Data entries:
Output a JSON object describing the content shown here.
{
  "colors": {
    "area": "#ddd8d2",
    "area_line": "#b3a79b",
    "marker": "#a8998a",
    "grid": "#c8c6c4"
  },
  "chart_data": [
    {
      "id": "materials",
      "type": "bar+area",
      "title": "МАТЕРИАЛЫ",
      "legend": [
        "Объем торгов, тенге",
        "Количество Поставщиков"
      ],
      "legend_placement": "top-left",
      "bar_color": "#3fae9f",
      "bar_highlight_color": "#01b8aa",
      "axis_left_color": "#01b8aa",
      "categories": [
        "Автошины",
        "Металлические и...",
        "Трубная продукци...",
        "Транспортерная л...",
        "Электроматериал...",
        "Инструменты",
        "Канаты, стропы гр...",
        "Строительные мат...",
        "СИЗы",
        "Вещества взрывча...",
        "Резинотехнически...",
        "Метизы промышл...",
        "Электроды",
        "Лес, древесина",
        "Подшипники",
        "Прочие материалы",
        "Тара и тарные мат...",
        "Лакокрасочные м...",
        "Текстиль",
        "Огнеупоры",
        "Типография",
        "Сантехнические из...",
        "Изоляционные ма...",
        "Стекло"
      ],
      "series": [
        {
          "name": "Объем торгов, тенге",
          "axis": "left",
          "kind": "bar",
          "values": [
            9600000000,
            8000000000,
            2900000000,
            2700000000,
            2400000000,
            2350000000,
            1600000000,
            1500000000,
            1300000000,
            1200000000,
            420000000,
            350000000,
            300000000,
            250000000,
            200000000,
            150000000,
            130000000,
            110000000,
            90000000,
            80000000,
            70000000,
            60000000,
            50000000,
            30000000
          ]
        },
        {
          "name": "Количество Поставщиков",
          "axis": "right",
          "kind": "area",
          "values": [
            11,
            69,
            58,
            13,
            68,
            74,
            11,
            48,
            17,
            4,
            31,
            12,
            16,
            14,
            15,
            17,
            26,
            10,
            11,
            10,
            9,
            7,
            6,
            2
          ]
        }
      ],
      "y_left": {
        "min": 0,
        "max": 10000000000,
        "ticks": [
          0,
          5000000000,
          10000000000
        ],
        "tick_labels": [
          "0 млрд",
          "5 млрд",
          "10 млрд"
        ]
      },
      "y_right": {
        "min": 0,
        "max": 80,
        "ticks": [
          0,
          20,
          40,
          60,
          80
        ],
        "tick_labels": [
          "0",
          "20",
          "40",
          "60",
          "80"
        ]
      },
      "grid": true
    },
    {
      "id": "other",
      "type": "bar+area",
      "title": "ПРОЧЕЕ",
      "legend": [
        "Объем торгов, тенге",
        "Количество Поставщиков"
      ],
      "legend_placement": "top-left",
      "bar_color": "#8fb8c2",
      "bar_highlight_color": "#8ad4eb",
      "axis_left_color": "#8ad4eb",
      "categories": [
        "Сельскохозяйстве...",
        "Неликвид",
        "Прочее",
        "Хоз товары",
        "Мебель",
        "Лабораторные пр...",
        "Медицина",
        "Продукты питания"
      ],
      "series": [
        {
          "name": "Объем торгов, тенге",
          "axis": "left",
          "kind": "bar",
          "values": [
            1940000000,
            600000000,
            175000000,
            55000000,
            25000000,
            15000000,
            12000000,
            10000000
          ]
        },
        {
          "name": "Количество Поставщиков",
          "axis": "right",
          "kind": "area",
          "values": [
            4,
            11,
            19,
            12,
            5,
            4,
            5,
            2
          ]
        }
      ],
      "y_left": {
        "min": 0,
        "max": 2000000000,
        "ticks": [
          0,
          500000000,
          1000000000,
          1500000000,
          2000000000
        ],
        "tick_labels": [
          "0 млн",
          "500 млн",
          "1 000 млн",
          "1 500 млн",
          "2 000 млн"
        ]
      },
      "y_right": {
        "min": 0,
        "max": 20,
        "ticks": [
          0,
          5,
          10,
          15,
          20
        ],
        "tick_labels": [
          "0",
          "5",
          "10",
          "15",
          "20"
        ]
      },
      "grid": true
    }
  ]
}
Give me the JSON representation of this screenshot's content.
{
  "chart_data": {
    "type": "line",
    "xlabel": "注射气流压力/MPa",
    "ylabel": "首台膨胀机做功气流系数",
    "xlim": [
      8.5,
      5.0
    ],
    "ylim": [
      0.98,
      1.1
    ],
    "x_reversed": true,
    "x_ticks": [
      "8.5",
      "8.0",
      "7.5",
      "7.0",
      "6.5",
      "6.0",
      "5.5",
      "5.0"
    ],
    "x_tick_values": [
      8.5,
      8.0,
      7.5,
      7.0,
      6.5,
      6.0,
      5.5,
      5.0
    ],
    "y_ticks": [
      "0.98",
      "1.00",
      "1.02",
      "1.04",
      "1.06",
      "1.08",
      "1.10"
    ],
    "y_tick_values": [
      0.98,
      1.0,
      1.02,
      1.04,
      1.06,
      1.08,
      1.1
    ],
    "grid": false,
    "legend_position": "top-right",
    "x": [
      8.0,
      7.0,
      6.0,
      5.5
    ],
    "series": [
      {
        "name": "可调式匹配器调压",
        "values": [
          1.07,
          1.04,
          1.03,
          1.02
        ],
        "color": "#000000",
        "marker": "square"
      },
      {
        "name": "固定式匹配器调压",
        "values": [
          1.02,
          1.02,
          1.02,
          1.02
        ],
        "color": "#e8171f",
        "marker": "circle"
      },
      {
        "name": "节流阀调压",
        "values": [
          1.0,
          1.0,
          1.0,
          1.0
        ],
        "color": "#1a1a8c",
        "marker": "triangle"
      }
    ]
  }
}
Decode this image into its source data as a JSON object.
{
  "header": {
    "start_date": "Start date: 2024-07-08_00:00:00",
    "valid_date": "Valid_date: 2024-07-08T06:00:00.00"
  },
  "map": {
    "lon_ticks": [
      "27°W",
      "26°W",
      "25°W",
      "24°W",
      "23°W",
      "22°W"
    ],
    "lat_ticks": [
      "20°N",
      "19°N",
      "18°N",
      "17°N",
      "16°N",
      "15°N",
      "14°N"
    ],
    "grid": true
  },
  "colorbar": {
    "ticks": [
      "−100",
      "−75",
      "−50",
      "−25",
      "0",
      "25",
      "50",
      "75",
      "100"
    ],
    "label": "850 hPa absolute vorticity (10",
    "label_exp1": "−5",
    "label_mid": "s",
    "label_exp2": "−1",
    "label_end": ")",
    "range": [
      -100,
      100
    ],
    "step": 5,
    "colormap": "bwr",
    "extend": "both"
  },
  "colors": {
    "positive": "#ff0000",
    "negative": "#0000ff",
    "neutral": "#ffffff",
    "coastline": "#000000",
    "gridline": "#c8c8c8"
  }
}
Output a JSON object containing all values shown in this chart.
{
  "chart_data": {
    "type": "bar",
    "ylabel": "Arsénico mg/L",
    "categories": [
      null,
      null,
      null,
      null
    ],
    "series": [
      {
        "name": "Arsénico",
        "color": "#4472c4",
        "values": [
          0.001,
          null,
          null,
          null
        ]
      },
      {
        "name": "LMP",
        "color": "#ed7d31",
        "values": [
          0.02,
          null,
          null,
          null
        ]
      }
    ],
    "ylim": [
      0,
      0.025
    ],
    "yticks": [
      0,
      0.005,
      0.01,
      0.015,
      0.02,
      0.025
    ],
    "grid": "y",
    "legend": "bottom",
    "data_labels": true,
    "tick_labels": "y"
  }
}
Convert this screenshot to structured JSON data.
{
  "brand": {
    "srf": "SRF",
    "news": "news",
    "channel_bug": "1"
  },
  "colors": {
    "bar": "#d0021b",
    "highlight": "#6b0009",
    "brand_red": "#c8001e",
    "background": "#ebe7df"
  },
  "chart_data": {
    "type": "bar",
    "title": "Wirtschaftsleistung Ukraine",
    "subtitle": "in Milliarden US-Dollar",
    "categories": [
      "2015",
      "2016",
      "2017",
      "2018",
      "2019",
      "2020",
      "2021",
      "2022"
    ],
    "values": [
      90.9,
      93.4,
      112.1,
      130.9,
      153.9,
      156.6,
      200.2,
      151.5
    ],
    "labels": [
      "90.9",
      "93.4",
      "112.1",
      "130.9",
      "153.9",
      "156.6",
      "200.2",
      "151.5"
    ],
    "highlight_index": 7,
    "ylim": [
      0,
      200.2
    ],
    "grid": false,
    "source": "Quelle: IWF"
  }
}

Exercise
Reproduce the lines of the entries above exactly, but only from the line containing "Convert this screenshot" through the final line.

Output below
Convert this screenshot to structured JSON data.
{
  "brand": {
    "srf": "SRF",
    "news": "news",
    "channel_bug": "1"
  },
  "colors": {
    "bar": "#d0021b",
    "highlight": "#6b0009",
    "brand_red": "#c8001e",
    "background": "#ebe7df"
  },
  "chart_data": {
    "type": "bar",
    "title": "Wirtschaftsleistung Ukraine",
    "subtitle": "in Milliarden US-Dollar",
    "categories": [
      "2015",
      "2016",
      "2017",
      "2018",
      "2019",
      "2020",
      "2021",
      "2022"
    ],
    "values": [
      90.9,
      93.4,
      112.1,
      130.9,
      153.9,
      156.6,
      200.2,
      151.5
    ],
    "labels": [
      "90.9",
      "93.4",
      "112.1",
      "130.9",
      "153.9",
      "156.6",
      "200.2",
      "151.5"
    ],
    "highlight_index": 7,
    "ylim": [
      0,
      200.2
    ],
    "grid": false,
    "source": "Quelle: IWF"
  }
}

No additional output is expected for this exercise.